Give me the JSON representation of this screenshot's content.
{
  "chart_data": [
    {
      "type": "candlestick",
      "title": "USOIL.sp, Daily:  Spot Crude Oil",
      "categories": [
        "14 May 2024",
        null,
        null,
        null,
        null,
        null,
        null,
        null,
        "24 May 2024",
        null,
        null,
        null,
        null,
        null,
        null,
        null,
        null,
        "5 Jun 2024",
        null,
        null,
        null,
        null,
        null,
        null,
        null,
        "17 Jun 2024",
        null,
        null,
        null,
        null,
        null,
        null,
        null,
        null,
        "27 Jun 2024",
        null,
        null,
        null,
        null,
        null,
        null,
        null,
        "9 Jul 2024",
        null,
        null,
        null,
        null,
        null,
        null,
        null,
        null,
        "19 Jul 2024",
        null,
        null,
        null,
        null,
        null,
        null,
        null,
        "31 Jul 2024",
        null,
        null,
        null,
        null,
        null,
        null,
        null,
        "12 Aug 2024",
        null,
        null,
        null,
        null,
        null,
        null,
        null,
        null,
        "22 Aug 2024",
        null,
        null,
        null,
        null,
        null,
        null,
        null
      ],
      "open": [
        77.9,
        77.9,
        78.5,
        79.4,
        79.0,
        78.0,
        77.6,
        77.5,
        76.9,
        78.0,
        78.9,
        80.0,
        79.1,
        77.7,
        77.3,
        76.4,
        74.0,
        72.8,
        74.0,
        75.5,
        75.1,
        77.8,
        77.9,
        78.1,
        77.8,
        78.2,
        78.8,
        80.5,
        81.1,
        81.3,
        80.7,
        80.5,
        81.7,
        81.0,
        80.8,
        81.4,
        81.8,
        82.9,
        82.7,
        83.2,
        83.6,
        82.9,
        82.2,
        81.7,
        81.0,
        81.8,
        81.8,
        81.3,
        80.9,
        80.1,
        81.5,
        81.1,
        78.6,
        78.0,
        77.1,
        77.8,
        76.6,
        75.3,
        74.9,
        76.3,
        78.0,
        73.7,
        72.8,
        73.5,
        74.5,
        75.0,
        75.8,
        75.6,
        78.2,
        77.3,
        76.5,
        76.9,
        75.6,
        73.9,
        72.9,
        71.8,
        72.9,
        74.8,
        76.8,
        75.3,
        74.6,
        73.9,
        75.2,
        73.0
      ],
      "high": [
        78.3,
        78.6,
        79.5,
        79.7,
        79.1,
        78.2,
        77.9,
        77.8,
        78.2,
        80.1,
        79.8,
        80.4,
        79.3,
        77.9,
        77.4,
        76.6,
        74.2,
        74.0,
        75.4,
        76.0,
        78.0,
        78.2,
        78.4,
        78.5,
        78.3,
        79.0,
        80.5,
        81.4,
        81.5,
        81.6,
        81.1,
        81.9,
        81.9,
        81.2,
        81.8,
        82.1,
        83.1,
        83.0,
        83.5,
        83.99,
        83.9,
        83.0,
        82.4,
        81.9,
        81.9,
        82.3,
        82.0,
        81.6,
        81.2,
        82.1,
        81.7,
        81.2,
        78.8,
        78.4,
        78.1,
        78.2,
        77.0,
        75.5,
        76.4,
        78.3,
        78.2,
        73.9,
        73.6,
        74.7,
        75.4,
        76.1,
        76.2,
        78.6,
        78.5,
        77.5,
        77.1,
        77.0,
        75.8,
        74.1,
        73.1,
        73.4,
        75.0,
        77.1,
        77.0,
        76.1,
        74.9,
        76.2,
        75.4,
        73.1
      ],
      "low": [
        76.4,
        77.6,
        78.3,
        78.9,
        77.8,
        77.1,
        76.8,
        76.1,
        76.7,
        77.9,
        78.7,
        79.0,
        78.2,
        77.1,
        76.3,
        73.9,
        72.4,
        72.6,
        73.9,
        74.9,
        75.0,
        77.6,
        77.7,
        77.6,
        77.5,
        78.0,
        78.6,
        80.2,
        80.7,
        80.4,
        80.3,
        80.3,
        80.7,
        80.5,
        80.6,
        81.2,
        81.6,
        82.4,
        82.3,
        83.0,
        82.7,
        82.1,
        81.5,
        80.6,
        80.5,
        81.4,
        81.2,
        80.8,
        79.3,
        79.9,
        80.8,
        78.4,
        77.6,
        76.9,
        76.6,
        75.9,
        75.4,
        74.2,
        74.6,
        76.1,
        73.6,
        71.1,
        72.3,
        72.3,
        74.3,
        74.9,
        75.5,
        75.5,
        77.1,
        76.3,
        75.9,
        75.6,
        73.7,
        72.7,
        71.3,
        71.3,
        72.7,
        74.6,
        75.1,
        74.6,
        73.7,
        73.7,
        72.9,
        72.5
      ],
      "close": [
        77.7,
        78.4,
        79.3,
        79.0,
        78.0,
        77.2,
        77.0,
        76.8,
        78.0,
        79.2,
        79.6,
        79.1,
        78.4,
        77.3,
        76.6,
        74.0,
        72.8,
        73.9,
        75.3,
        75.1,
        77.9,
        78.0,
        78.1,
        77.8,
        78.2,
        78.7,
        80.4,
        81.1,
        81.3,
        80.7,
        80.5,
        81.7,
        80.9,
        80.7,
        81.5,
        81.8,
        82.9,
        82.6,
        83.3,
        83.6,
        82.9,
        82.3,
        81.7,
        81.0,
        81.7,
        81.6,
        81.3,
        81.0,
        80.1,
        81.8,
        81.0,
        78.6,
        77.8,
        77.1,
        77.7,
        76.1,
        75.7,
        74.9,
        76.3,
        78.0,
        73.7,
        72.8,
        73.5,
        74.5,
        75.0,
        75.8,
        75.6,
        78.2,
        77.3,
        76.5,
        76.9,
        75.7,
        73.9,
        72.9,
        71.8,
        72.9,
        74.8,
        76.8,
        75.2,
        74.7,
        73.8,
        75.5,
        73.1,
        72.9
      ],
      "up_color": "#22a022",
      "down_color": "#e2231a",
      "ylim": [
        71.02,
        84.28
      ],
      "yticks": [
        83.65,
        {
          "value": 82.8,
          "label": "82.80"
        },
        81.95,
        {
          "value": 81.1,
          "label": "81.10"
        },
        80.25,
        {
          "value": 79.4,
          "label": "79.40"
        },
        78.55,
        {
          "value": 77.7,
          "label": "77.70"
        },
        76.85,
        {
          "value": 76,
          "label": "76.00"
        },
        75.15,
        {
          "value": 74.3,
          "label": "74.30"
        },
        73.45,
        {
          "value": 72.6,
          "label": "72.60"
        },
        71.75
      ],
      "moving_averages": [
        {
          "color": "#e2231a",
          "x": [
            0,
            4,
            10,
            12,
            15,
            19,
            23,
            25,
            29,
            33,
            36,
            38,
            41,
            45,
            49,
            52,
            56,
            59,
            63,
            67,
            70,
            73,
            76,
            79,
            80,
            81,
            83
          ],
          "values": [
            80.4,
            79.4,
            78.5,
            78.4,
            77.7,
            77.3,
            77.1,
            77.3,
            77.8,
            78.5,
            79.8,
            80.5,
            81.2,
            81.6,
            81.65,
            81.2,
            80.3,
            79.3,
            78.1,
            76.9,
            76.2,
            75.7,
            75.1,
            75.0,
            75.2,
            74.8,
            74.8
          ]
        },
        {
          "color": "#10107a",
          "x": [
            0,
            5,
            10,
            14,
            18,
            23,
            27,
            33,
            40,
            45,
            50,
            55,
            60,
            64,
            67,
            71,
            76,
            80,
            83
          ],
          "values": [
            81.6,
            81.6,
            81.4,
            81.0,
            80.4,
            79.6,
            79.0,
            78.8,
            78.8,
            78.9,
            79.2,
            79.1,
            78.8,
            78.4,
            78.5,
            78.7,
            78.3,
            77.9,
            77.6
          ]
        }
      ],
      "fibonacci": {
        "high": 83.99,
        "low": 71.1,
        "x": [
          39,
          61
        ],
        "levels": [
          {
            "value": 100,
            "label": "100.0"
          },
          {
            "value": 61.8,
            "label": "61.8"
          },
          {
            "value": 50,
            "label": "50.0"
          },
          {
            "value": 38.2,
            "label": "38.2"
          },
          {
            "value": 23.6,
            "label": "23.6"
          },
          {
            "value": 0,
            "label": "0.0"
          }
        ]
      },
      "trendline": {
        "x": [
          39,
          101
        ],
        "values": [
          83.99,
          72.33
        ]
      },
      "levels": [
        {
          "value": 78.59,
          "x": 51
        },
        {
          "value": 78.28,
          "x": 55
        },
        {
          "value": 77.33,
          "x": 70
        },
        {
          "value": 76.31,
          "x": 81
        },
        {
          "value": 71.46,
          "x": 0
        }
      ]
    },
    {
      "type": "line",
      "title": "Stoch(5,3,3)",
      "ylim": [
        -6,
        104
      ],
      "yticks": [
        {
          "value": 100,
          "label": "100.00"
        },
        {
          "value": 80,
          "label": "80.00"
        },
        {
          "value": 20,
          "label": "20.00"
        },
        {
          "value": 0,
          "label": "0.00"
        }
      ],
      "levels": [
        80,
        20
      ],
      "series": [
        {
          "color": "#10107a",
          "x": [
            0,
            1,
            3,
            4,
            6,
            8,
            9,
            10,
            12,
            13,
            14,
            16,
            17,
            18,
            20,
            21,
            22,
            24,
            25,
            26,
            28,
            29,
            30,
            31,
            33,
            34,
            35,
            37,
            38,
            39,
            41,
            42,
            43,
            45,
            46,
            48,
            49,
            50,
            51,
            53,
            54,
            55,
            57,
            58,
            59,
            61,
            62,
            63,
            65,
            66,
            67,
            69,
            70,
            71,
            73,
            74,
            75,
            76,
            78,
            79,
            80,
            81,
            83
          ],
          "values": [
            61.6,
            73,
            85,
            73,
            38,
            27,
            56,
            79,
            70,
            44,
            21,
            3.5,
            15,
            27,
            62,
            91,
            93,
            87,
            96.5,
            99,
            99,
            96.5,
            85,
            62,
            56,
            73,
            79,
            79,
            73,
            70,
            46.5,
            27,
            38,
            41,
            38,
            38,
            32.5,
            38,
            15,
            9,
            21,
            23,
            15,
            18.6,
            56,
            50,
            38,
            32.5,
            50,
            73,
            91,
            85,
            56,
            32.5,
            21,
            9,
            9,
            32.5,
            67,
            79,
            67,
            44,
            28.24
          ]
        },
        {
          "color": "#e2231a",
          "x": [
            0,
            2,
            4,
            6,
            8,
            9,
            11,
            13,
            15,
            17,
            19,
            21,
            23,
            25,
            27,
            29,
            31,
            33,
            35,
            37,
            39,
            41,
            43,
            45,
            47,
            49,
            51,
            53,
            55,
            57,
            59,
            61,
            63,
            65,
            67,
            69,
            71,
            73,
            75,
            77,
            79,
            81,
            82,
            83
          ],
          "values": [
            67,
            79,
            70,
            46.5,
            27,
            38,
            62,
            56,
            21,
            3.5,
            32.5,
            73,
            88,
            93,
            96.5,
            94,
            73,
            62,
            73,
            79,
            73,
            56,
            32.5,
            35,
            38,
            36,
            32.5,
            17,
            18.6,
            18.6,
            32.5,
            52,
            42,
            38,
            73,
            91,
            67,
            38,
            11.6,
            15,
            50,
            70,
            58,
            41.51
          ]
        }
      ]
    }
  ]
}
====
→ What is required
Choose all lines containing the string "title" and copy them out.

→ Task output
      "title": "USOIL.sp, Daily:  Spot Crude Oil",
      "title": "Stoch(5,3,3)",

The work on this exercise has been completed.